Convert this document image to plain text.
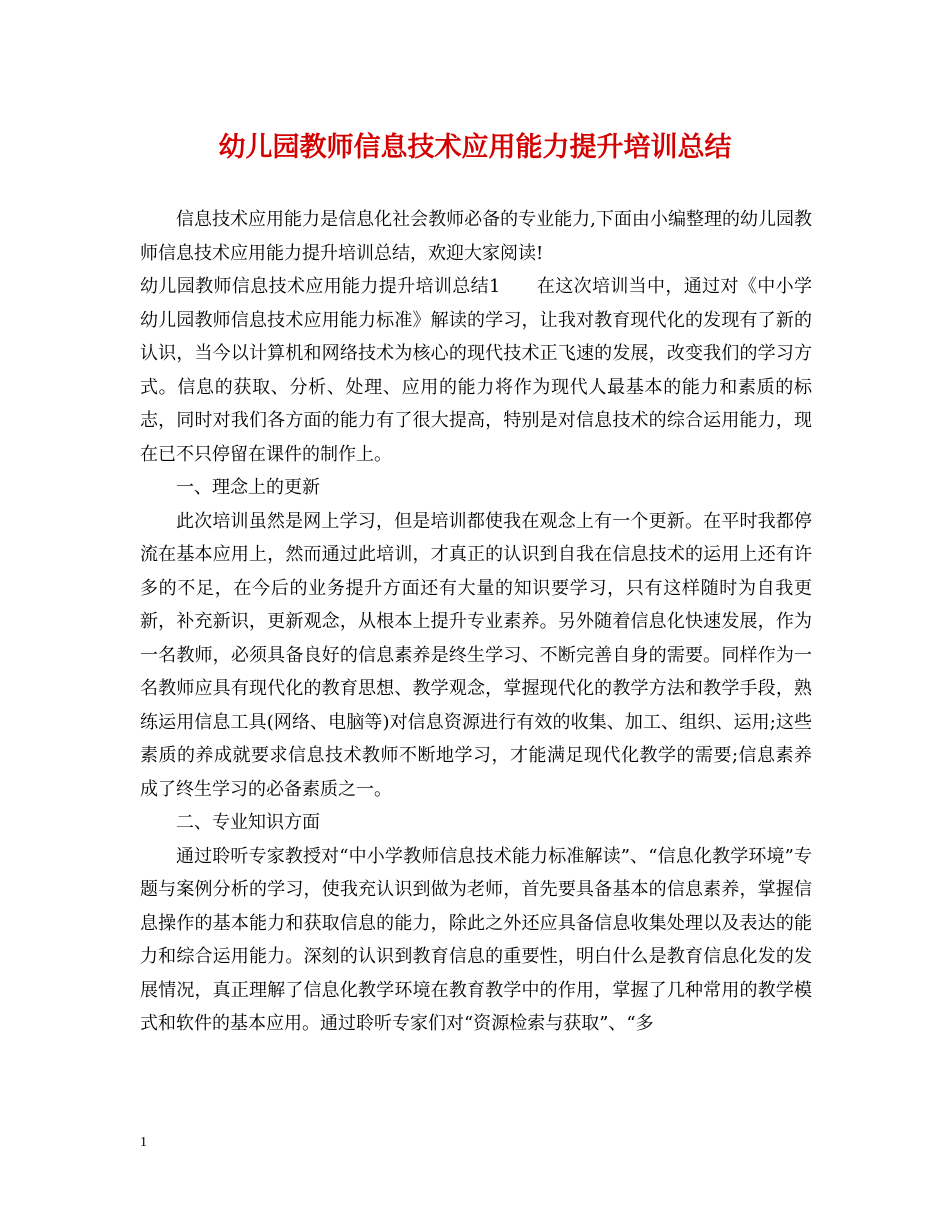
幼儿园教师信息技术应用能力提升培训总结

信息技术应用能力是信息化社会教师必备的专业能力,下面由小编整理的幼儿园教师信息技术应用能力提升培训总结，欢迎大家阅读!

幼儿园教师信息技术应用能力提升培训总结1 在这次培训当中，通过对《中小学幼儿园教师信息技术应用能力标准》解读的学习，让我对教育现代化的发现有了新的认识，当今以计算机和网络技术为核心的现代技术正飞速的发展，改变我们的学习方式。信息的获取、分析、处理、应用的能力将作为现代人最基本的能力和素质的标志，同时对我们各方面的能力有了很大提高，特别是对信息技术的综合运用能力，现在已不只停留在课件的制作上。

一、理念上的更新

此次培训虽然是网上学习，但是培训都使我在观念上有一个更新。在平时我都停流在基本应用上，然而通过此培训，才真正的认识到自我在信息技术的运用上还有许多的不足，在今后的业务提升方面还有大量的知识要学习，只有这样随时为自我更新，补充新识，更新观念，从根本上提升专业素养。另外随着信息化快速发展，作为一名教师，必须具备良好的信息素养是终生学习、不断完善自身的需要。同样作为一名教师应具有现代化的教育思想、教学观念，掌握现代化的教学方法和教学手段，熟练运用信息工具(网络、电脑等)对信息资源进行有效的收集、加工、组织、运用;这些素质的养成就要求信息技术教师不断地学习，才能满足现代化教学的需要;信息素养成了终生学习的必备素质之一。

二、专业知识方面

通过聆听专家教授对“中小学教师信息技术能力标准解读”、“信息化教学环境”专题与案例分析的学习，使我充认识到做为老师，首先要具备基本的信息素养，掌握信息操作的基本能力和获取信息的能力，除此之外还应具备信息收集处理以及表达的能力和综合运用能力。深刻的认识到教育信息的重要性，明白什么是教育信息化发的发展情况，真正理解了信息化教学环境在教育教学中的作用，掌握了几种常用的教学模式和软件的基本应用。通过聆听专家们对“资源检索与获取”、“多

1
┄┄┄┄┄┄
Description of the task: Reproduce all of the data exactly, omitting each picture it holds.

Full response:
Convert this document image to plain text.
幼儿园教师信息技术应用能力提升培训总结

信息技术应用能力是信息化社会教师必备的专业能力,下面由小编整理的幼儿园教师信息技术应用能力提升培训总结，欢迎大家阅读!

幼儿园教师信息技术应用能力提升培训总结1 在这次培训当中，通过对《中小学幼儿园教师信息技术应用能力标准》解读的学习，让我对教育现代化的发现有了新的认识，当今以计算机和网络技术为核心的现代技术正飞速的发展，改变我们的学习方式。信息的获取、分析、处理、应用的能力将作为现代人最基本的能力和素质的标志，同时对我们各方面的能力有了很大提高，特别是对信息技术的综合运用能力，现在已不只停留在课件的制作上。

一、理念上的更新

此次培训虽然是网上学习，但是培训都使我在观念上有一个更新。在平时我都停流在基本应用上，然而通过此培训，才真正的认识到自我在信息技术的运用上还有许多的不足，在今后的业务提升方面还有大量的知识要学习，只有这样随时为自我更新，补充新识，更新观念，从根本上提升专业素养。另外随着信息化快速发展，作为一名教师，必须具备良好的信息素养是终生学习、不断完善自身的需要。同样作为一名教师应具有现代化的教育思想、教学观念，掌握现代化的教学方法和教学手段，熟练运用信息工具(网络、电脑等)对信息资源进行有效的收集、加工、组织、运用;这些素质的养成就要求信息技术教师不断地学习，才能满足现代化教学的需要;信息素养成了终生学习的必备素质之一。

二、专业知识方面

通过聆听专家教授对“中小学教师信息技术能力标准解读”、“信息化教学环境”专题与案例分析的学习，使我充认识到做为老师，首先要具备基本的信息素养，掌握信息操作的基本能力和获取信息的能力，除此之外还应具备信息收集处理以及表达的能力和综合运用能力。深刻的认识到教育信息的重要性，明白什么是教育信息化发的发展情况，真正理解了信息化教学环境在教育教学中的作用，掌握了几种常用的教学模式和软件的基本应用。通过聆听专家们对“资源检索与获取”、“多

1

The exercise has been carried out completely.